■ Source data ■
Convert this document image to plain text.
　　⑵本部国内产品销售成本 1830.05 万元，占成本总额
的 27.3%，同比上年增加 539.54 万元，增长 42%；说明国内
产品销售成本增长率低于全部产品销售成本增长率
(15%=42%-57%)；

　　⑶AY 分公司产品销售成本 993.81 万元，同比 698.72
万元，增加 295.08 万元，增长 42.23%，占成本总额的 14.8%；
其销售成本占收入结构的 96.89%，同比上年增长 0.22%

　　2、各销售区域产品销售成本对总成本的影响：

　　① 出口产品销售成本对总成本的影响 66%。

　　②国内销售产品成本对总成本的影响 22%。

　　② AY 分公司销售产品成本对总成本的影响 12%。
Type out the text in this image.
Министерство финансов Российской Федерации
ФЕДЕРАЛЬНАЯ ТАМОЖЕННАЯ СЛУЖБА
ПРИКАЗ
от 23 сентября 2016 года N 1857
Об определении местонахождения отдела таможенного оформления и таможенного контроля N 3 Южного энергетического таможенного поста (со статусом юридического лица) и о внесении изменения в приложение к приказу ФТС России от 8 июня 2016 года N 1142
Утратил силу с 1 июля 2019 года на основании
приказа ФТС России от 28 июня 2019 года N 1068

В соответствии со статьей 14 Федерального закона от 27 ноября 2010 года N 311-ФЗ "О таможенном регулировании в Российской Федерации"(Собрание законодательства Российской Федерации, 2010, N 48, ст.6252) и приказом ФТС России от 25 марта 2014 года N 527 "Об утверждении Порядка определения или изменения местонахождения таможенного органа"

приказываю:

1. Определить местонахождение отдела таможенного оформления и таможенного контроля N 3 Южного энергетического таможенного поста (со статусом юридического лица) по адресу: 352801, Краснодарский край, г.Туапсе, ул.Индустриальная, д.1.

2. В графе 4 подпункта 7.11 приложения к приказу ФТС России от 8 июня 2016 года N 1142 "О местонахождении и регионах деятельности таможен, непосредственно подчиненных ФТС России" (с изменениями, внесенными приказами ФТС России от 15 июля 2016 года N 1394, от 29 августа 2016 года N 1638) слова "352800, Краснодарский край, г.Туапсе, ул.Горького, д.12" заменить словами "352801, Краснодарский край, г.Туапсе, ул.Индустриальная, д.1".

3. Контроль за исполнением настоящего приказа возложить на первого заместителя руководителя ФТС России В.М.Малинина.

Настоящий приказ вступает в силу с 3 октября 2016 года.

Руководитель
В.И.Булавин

■ What this task involves ■
Please set down the whole listing above without altering a single line.

■ Written response ■
Convert this document image to plain text.
　　⑵本部国内产品销售成本 1830.05 万元，占成本总额
的 27.3%，同比上年增加 539.54 万元，增长 42%；说明国内
产品销售成本增长率低于全部产品销售成本增长率
(15%=42%-57%)；

　　⑶AY 分公司产品销售成本 993.81 万元，同比 698.72
万元，增加 295.08 万元，增长 42.23%，占成本总额的 14.8%；
其销售成本占收入结构的 96.89%，同比上年增长 0.22%

　　2、各销售区域产品销售成本对总成本的影响：

　　① 出口产品销售成本对总成本的影响 66%。

　　②国内销售产品成本对总成本的影响 22%。

　　② AY 分公司销售产品成本对总成本的影响 12%。
Type out the text in this image.
Министерство финансов Российской Федерации
ФЕДЕРАЛЬНАЯ ТАМОЖЕННАЯ СЛУЖБА
ПРИКАЗ
от 23 сентября 2016 года N 1857
Об определении местонахождения отдела таможенного оформления и таможенного контроля N 3 Южного энергетического таможенного поста (со статусом юридического лица) и о внесении изменения в приложение к приказу ФТС России от 8 июня 2016 года N 1142
Утратил силу с 1 июля 2019 года на основании
приказа ФТС России от 28 июня 2019 года N 1068

В соответствии со статьей 14 Федерального закона от 27 ноября 2010 года N 311-ФЗ "О таможенном регулировании в Российской Федерации"(Собрание законодательства Российской Федерации, 2010, N 48, ст.6252) и приказом ФТС России от 25 марта 2014 года N 527 "Об утверждении Порядка определения или изменения местонахождения таможенного органа"

приказываю:

1. Определить местонахождение отдела таможенного оформления и таможенного контроля N 3 Южного энергетического таможенного поста (со статусом юридического лица) по адресу: 352801, Краснодарский край, г.Туапсе, ул.Индустриальная, д.1.

2. В графе 4 подпункта 7.11 приложения к приказу ФТС России от 8 июня 2016 года N 1142 "О местонахождении и регионах деятельности таможен, непосредственно подчиненных ФТС России" (с изменениями, внесенными приказами ФТС России от 15 июля 2016 года N 1394, от 29 августа 2016 года N 1638) слова "352800, Краснодарский край, г.Туапсе, ул.Горького, д.12" заменить словами "352801, Краснодарский край, г.Туапсе, ул.Индустриальная, д.1".

3. Контроль за исполнением настоящего приказа возложить на первого заместителя руководителя ФТС России В.М.Малинина.

Настоящий приказ вступает в силу с 3 октября 2016 года.

Руководитель
В.И.Булавин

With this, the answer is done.